**Stored items:**
****************************************

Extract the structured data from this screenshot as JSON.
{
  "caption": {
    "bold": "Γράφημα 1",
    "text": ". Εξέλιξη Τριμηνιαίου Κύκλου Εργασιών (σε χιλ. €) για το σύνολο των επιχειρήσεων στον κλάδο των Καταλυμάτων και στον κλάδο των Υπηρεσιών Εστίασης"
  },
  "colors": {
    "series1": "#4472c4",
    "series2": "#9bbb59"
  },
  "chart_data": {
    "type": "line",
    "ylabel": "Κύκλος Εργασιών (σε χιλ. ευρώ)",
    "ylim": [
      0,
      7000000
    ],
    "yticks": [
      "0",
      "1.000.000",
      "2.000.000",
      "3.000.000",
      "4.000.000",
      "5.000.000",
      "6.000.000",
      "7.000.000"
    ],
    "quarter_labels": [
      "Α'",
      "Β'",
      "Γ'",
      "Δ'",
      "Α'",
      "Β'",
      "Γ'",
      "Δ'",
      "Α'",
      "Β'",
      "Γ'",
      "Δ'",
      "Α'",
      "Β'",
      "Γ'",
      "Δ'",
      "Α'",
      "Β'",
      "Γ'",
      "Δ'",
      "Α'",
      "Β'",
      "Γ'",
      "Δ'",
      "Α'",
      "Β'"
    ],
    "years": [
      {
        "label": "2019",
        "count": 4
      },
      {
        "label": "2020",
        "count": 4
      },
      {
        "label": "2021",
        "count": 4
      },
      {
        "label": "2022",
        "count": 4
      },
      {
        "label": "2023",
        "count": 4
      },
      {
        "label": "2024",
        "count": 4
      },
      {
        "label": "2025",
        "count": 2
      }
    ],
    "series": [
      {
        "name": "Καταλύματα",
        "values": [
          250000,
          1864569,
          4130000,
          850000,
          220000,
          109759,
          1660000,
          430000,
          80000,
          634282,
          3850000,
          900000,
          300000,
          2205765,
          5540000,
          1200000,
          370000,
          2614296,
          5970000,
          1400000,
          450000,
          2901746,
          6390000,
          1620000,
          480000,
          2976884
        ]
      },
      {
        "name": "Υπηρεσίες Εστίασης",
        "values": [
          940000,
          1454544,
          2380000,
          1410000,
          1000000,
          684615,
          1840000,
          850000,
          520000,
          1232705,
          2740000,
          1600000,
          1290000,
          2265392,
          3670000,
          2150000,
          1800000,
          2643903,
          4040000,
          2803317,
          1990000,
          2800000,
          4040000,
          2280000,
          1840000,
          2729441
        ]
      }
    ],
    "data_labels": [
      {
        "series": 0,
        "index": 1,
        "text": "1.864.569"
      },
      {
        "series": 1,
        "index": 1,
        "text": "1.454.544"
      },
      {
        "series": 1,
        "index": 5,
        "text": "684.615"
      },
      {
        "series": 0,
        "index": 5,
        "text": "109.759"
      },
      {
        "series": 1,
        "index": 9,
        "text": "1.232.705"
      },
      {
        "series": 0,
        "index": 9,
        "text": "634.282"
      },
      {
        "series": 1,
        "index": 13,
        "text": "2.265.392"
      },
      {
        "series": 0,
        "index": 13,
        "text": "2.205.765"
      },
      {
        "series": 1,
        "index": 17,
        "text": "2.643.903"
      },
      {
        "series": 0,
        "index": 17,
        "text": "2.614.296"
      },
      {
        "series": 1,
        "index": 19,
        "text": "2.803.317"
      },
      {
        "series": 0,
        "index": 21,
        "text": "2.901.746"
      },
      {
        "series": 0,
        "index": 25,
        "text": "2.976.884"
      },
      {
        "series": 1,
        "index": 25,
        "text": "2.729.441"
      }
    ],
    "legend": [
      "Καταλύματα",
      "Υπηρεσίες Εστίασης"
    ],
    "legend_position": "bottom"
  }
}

****************************************

**Given problem:**
Using the records given above, list every line that includes the word "name".

**Written solution:**
        "name": "Καταλύματα",
        "name": "Υπηρεσίες Εστίασης",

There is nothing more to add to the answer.